Aim of the task:
Return every line of the records below unchanged, reproducing each one character for character and in the same order.

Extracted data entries

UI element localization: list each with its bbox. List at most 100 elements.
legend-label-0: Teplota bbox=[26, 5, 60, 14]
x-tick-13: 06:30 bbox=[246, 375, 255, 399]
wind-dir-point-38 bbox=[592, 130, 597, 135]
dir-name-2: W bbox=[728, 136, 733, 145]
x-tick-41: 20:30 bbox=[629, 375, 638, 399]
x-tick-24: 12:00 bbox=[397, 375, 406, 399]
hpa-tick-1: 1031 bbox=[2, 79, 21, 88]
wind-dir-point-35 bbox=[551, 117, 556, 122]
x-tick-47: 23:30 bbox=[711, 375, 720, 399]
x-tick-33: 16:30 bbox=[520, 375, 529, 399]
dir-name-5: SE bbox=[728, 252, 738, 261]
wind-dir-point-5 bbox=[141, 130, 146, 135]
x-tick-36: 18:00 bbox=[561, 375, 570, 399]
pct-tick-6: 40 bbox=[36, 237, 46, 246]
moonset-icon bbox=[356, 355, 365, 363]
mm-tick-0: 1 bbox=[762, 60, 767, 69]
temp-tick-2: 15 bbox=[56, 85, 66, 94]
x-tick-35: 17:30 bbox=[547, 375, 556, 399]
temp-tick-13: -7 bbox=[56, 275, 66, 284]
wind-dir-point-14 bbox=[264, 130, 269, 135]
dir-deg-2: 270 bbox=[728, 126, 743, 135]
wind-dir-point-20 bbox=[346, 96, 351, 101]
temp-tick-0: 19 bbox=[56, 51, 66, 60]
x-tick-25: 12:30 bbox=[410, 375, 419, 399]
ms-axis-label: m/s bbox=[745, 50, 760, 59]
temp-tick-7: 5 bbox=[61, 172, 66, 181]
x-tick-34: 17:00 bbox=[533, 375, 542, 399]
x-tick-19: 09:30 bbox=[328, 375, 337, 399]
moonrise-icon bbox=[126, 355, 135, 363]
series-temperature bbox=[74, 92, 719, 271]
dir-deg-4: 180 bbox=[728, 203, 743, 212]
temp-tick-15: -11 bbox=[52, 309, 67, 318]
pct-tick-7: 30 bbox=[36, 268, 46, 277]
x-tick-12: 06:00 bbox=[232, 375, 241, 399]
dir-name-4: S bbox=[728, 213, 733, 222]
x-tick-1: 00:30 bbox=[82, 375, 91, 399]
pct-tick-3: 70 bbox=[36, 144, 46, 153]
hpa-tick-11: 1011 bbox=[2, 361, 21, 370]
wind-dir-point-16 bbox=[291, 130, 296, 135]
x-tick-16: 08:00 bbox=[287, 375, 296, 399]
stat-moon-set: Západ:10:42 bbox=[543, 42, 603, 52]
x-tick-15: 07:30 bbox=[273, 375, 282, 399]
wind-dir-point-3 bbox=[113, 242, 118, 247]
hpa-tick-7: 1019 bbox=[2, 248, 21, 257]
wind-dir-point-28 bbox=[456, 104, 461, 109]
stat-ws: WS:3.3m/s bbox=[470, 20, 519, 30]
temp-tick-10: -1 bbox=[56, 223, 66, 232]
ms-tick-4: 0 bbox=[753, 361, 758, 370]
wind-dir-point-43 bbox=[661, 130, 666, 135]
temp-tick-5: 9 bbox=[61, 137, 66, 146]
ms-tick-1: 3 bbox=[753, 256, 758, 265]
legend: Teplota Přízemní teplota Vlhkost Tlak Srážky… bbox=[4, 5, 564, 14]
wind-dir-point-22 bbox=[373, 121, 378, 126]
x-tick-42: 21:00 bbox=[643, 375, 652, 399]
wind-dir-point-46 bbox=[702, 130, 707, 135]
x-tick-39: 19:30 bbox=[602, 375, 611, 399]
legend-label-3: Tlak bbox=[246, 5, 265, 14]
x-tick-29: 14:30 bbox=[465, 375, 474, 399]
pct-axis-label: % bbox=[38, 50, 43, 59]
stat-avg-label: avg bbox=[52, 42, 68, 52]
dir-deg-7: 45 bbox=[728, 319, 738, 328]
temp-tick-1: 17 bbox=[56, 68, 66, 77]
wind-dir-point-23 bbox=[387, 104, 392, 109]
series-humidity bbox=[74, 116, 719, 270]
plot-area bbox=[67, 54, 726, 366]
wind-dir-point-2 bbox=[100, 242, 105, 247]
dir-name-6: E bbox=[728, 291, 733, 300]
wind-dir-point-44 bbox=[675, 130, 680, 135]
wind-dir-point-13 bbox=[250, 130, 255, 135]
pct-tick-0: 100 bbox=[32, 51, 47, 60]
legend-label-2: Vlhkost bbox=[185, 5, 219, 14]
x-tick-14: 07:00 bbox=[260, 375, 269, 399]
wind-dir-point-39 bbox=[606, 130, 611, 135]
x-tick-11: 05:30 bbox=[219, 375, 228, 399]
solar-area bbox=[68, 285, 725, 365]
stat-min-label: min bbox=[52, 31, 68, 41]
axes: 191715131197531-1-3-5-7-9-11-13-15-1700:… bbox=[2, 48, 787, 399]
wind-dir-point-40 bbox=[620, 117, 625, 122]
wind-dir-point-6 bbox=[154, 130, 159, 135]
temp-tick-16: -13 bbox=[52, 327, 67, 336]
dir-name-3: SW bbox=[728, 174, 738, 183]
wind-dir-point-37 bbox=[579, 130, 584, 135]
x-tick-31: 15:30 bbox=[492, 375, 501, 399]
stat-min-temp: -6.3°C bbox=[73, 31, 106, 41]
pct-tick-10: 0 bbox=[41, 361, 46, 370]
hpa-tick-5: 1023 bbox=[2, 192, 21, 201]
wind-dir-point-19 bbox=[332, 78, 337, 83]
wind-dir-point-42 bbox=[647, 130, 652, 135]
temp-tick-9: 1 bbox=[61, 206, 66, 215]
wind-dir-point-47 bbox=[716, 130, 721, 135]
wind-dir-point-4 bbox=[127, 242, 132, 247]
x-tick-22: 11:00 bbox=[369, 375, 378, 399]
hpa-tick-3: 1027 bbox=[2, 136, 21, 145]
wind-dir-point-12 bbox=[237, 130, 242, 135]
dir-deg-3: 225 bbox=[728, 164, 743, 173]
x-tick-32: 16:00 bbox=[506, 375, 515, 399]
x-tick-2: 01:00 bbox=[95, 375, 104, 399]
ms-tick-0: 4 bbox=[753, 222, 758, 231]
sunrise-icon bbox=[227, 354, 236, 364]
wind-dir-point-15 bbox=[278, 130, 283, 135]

Completed exercise:
UI element localization: list each with its bbox. List at most 100 elements.
legend-label-0: Teplota bbox=[26, 5, 60, 14]
x-tick-13: 06:30 bbox=[246, 375, 255, 399]
wind-dir-point-38 bbox=[592, 130, 597, 135]
dir-name-2: W bbox=[728, 136, 733, 145]
x-tick-41: 20:30 bbox=[629, 375, 638, 399]
x-tick-24: 12:00 bbox=[397, 375, 406, 399]
hpa-tick-1: 1031 bbox=[2, 79, 21, 88]
wind-dir-point-35 bbox=[551, 117, 556, 122]
x-tick-47: 23:30 bbox=[711, 375, 720, 399]
x-tick-33: 16:30 bbox=[520, 375, 529, 399]
dir-name-5: SE bbox=[728, 252, 738, 261]
wind-dir-point-5 bbox=[141, 130, 146, 135]
x-tick-36: 18:00 bbox=[561, 375, 570, 399]
pct-tick-6: 40 bbox=[36, 237, 46, 246]
moonset-icon bbox=[356, 355, 365, 363]
mm-tick-0: 1 bbox=[762, 60, 767, 69]
temp-tick-2: 15 bbox=[56, 85, 66, 94]
x-tick-35: 17:30 bbox=[547, 375, 556, 399]
temp-tick-13: -7 bbox=[56, 275, 66, 284]
wind-dir-point-14 bbox=[264, 130, 269, 135]
dir-deg-2: 270 bbox=[728, 126, 743, 135]
wind-dir-point-20 bbox=[346, 96, 351, 101]
temp-tick-0: 19 bbox=[56, 51, 66, 60]
x-tick-25: 12:30 bbox=[410, 375, 419, 399]
ms-axis-label: m/s bbox=[745, 50, 760, 59]
temp-tick-7: 5 bbox=[61, 172, 66, 181]
x-tick-34: 17:00 bbox=[533, 375, 542, 399]
x-tick-19: 09:30 bbox=[328, 375, 337, 399]
moonrise-icon bbox=[126, 355, 135, 363]
series-temperature bbox=[74, 92, 719, 271]
dir-deg-4: 180 bbox=[728, 203, 743, 212]
temp-tick-15: -11 bbox=[52, 309, 67, 318]
pct-tick-7: 30 bbox=[36, 268, 46, 277]
x-tick-12: 06:00 bbox=[232, 375, 241, 399]
dir-name-4: S bbox=[728, 213, 733, 222]
x-tick-1: 00:30 bbox=[82, 375, 91, 399]
pct-tick-3: 70 bbox=[36, 144, 46, 153]
hpa-tick-11: 1011 bbox=[2, 361, 21, 370]
wind-dir-point-16 bbox=[291, 130, 296, 135]
x-tick-16: 08:00 bbox=[287, 375, 296, 399]
stat-moon-set: Západ:10:42 bbox=[543, 42, 603, 52]
x-tick-15: 07:30 bbox=[273, 375, 282, 399]
wind-dir-point-3 bbox=[113, 242, 118, 247]
hpa-tick-7: 1019 bbox=[2, 248, 21, 257]
wind-dir-point-28 bbox=[456, 104, 461, 109]
stat-ws: WS:3.3m/s bbox=[470, 20, 519, 30]
temp-tick-10: -1 bbox=[56, 223, 66, 232]
ms-tick-4: 0 bbox=[753, 361, 758, 370]
wind-dir-point-43 bbox=[661, 130, 666, 135]
temp-tick-5: 9 bbox=[61, 137, 66, 146]
ms-tick-1: 3 bbox=[753, 256, 758, 265]
legend: Teplota Přízemní teplota Vlhkost Tlak Srážky… bbox=[4, 5, 564, 14]
wind-dir-point-22 bbox=[373, 121, 378, 126]
x-tick-42: 21:00 bbox=[643, 375, 652, 399]
wind-dir-point-46 bbox=[702, 130, 707, 135]
x-tick-39: 19:30 bbox=[602, 375, 611, 399]
legend-label-3: Tlak bbox=[246, 5, 265, 14]
x-tick-29: 14:30 bbox=[465, 375, 474, 399]
pct-axis-label: % bbox=[38, 50, 43, 59]
stat-avg-label: avg bbox=[52, 42, 68, 52]
dir-deg-7: 45 bbox=[728, 319, 738, 328]
temp-tick-1: 17 bbox=[56, 68, 66, 77]
wind-dir-point-23 bbox=[387, 104, 392, 109]
series-humidity bbox=[74, 116, 719, 270]
plot-area bbox=[67, 54, 726, 366]
wind-dir-point-2 bbox=[100, 242, 105, 247]
dir-name-6: E bbox=[728, 291, 733, 300]
wind-dir-point-44 bbox=[675, 130, 680, 135]
wind-dir-point-13 bbox=[250, 130, 255, 135]
pct-tick-0: 100 bbox=[32, 51, 47, 60]
legend-label-2: Vlhkost bbox=[185, 5, 219, 14]
x-tick-14: 07:00 bbox=[260, 375, 269, 399]
wind-dir-point-39 bbox=[606, 130, 611, 135]
x-tick-11: 05:30 bbox=[219, 375, 228, 399]
solar-area bbox=[68, 285, 725, 365]
stat-min-label: min bbox=[52, 31, 68, 41]
axes: 191715131197531-1-3-5-7-9-11-13-15-1700:… bbox=[2, 48, 787, 399]
wind-dir-point-40 bbox=[620, 117, 625, 122]
wind-dir-point-6 bbox=[154, 130, 159, 135]
temp-tick-16: -13 bbox=[52, 327, 67, 336]
dir-name-3: SW bbox=[728, 174, 738, 183]
wind-dir-point-37 bbox=[579, 130, 584, 135]
x-tick-31: 15:30 bbox=[492, 375, 501, 399]
stat-min-temp: -6.3°C bbox=[73, 31, 106, 41]
pct-tick-10: 0 bbox=[41, 361, 46, 370]
hpa-tick-5: 1023 bbox=[2, 192, 21, 201]
wind-dir-point-19 bbox=[332, 78, 337, 83]
wind-dir-point-42 bbox=[647, 130, 652, 135]
temp-tick-9: 1 bbox=[61, 206, 66, 215]
wind-dir-point-47 bbox=[716, 130, 721, 135]
wind-dir-point-4 bbox=[127, 242, 132, 247]
x-tick-22: 11:00 bbox=[369, 375, 378, 399]
hpa-tick-3: 1027 bbox=[2, 136, 21, 145]
wind-dir-point-12 bbox=[237, 130, 242, 135]
dir-deg-3: 225 bbox=[728, 164, 743, 173]
x-tick-32: 16:00 bbox=[506, 375, 515, 399]
x-tick-2: 01:00 bbox=[95, 375, 104, 399]
ms-tick-0: 4 bbox=[753, 222, 758, 231]
sunrise-icon bbox=[227, 354, 236, 364]
wind-dir-point-15 bbox=[278, 130, 283, 135]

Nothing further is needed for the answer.